#### [Problem statement]
Give the number of lines in the listing that hold the word "icon". Write nothing but that number.

--- START Task material ---

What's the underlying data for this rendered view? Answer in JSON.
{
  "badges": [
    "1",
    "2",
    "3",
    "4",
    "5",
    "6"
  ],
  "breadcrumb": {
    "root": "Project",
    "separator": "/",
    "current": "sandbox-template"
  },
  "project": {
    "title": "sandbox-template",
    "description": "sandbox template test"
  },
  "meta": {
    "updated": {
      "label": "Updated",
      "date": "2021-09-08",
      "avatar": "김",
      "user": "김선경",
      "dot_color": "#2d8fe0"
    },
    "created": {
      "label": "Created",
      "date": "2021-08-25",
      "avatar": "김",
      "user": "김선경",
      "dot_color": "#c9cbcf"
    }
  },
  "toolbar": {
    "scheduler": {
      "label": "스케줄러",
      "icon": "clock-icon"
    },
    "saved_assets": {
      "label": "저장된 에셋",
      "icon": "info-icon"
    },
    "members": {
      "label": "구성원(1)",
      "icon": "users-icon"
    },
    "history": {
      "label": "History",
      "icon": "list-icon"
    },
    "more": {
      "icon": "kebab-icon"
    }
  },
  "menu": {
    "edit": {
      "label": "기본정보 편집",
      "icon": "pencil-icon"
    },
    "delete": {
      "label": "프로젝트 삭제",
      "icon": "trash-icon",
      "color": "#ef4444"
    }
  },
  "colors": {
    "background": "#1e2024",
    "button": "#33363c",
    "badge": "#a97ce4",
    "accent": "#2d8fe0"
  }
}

--- END Task material ---

#### [Written solution]
7